• [Exercise details]: An exact reproduction of the records is required, with all images left out.

..........

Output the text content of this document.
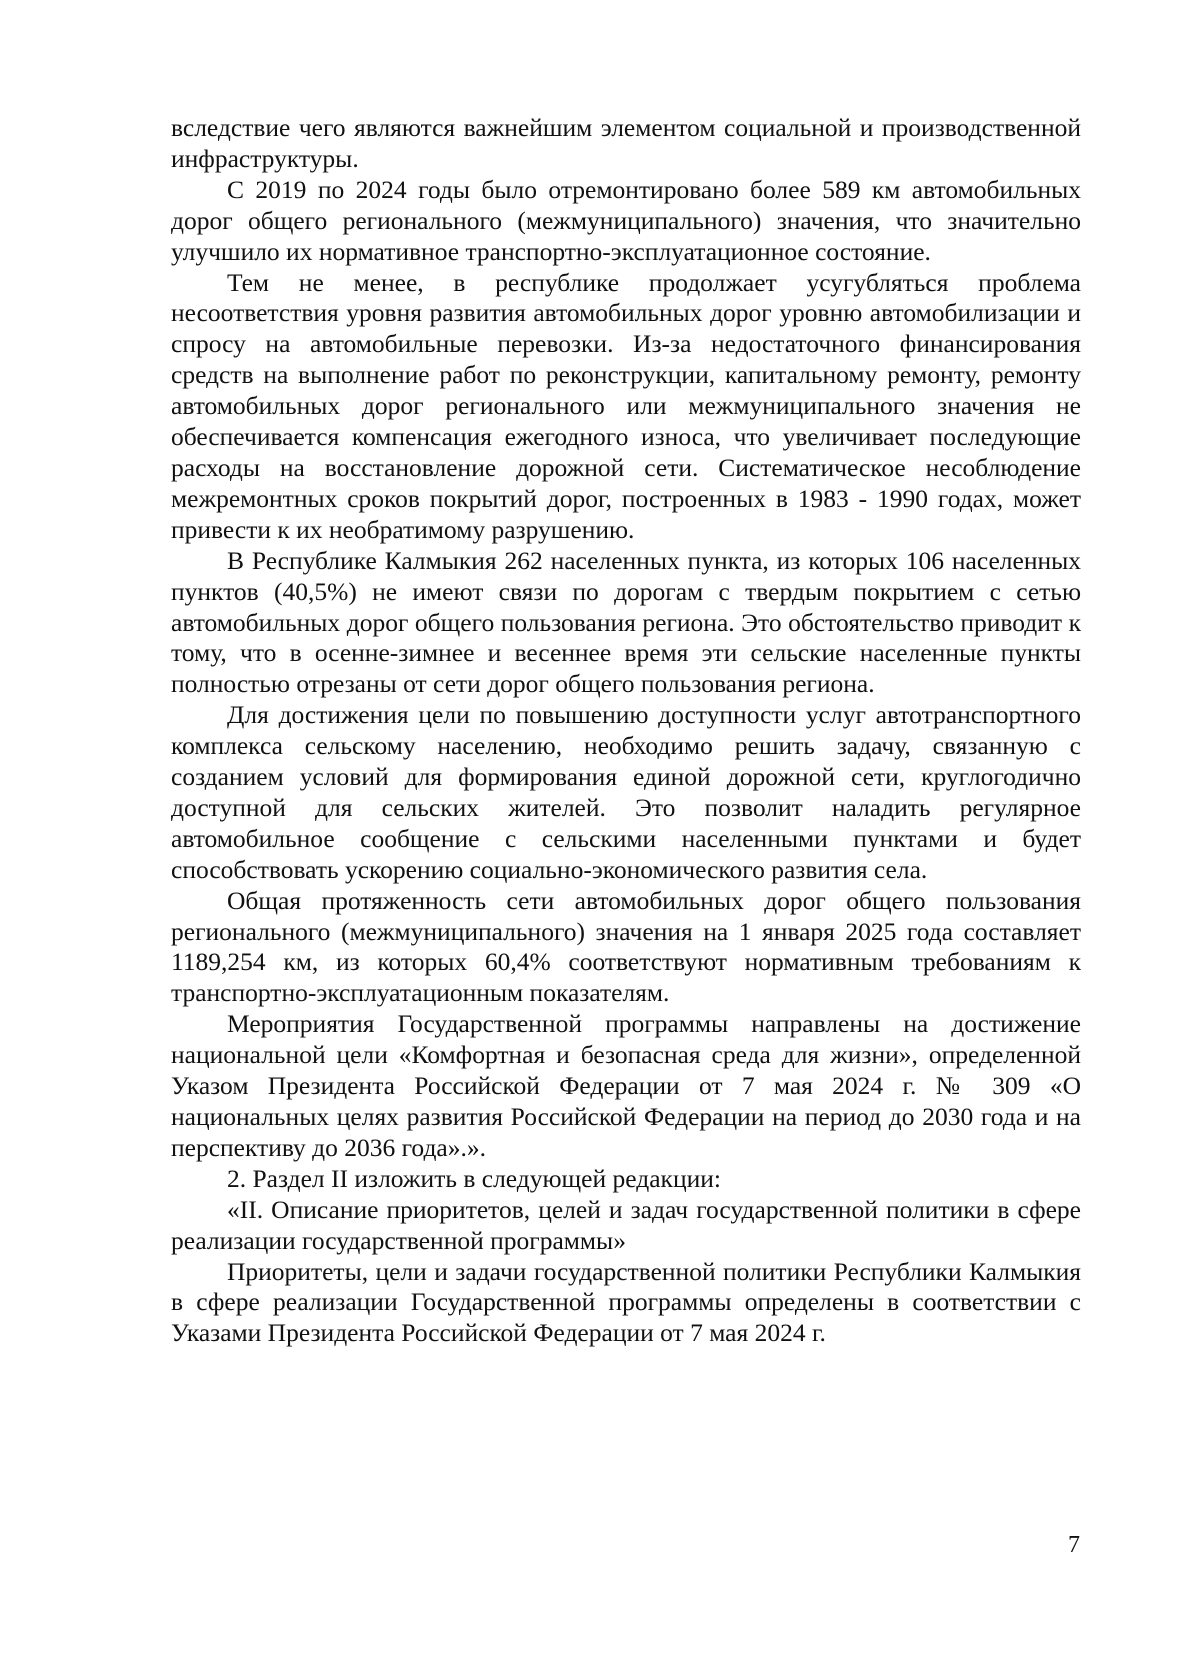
вследствие чего являются важнейшим элементом социальной и производственной инфраструктуры.

С 2019 по 2024 годы было отремонтировано более 589 км автомобильных дорог общего регионального (межмуниципального) значения, что значительно улучшило их нормативное транспортно-эксплуатационное состояние.

Тем не менее, в республике продолжает усугубляться проблема несоответствия уровня развития автомобильных дорог уровню автомобилизации и спросу на автомобильные перевозки. Из-за недостаточного финансирования средств на выполнение работ по реконструкции, капитальному ремонту, ремонту автомобильных дорог регионального или межмуниципального значения не обеспечивается компенсация ежегодного износа, что увеличивает последующие расходы на восстановление дорожной сети. Систематическое несоблюдение межремонтных сроков покрытий дорог, построенных в 1983 - 1990 годах, может привести к их необратимому разрушению.

В Республике Калмыкия 262 населенных пункта, из которых 106 населенных пунктов (40,5%) не имеют связи по дорогам с твердым покрытием с сетью автомобильных дорог общего пользования региона. Это обстоятельство приводит к тому, что в осенне-зимнее и весеннее время эти сельские населенные пункты полностью отрезаны от сети дорог общего пользования региона.

Для достижения цели по повышению доступности услуг автотранспортного комплекса сельскому населению, необходимо решить задачу, связанную с созданием условий для формирования единой дорожной сети, круглогодично доступной для сельских жителей. Это позволит наладить регулярное автомобильное сообщение с сельскими населенными пунктами и будет способствовать ускорению социально-экономического развития села.

Общая протяженность сети автомобильных дорог общего пользования регионального (межмуниципального) значения на 1 января 2025 года составляет 1189,254 км, из которых 60,4% соответствуют нормативным требованиям к транспортно-эксплуатационным показателям.

Мероприятия Государственной программы направлены на достижение национальной цели «Комфортная и безопасная среда для жизни», определенной Указом Президента Российской Федерации от 7 мая 2024 г. № 309 «О национальных целях развития Российской Федерации на период до 2030 года и на перспективу до 2036 года».».

2. Раздел II изложить в следующей редакции:

«II. Описание приоритетов, целей и задач государственной политики в сфере реализации государственной программы»

Приоритеты, цели и задачи государственной политики Республики Калмыкия в сфере реализации Государственной программы определены в соответствии с Указами Президента Российской Федерации от 7 мая 2024 г.

7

..........

• [Expected answer]:
Output the text content of this document.
вследствие чего являются важнейшим элементом социальной и производственной инфраструктуры.

С 2019 по 2024 годы было отремонтировано более 589 км автомобильных дорог общего регионального (межмуниципального) значения, что значительно улучшило их нормативное транспортно-эксплуатационное состояние.

Тем не менее, в республике продолжает усугубляться проблема несоответствия уровня развития автомобильных дорог уровню автомобилизации и спросу на автомобильные перевозки. Из-за недостаточного финансирования средств на выполнение работ по реконструкции, капитальному ремонту, ремонту автомобильных дорог регионального или межмуниципального значения не обеспечивается компенсация ежегодного износа, что увеличивает последующие расходы на восстановление дорожной сети. Систематическое несоблюдение межремонтных сроков покрытий дорог, построенных в 1983 - 1990 годах, может привести к их необратимому разрушению.

В Республике Калмыкия 262 населенных пункта, из которых 106 населенных пунктов (40,5%) не имеют связи по дорогам с твердым покрытием с сетью автомобильных дорог общего пользования региона. Это обстоятельство приводит к тому, что в осенне-зимнее и весеннее время эти сельские населенные пункты полностью отрезаны от сети дорог общего пользования региона.

Для достижения цели по повышению доступности услуг автотранспортного комплекса сельскому населению, необходимо решить задачу, связанную с созданием условий для формирования единой дорожной сети, круглогодично доступной для сельских жителей. Это позволит наладить регулярное автомобильное сообщение с сельскими населенными пунктами и будет способствовать ускорению социально-экономического развития села.

Общая протяженность сети автомобильных дорог общего пользования регионального (межмуниципального) значения на 1 января 2025 года составляет 1189,254 км, из которых 60,4% соответствуют нормативным требованиям к транспортно-эксплуатационным показателям.

Мероприятия Государственной программы направлены на достижение национальной цели «Комфортная и безопасная среда для жизни», определенной Указом Президента Российской Федерации от 7 мая 2024 г. № 309 «О национальных целях развития Российской Федерации на период до 2030 года и на перспективу до 2036 года».».

2. Раздел II изложить в следующей редакции:

«II. Описание приоритетов, целей и задач государственной политики в сфере реализации государственной программы»

Приоритеты, цели и задачи государственной политики Республики Калмыкия в сфере реализации Государственной программы определены в соответствии с Указами Президента Российской Федерации от 7 мая 2024 г.

7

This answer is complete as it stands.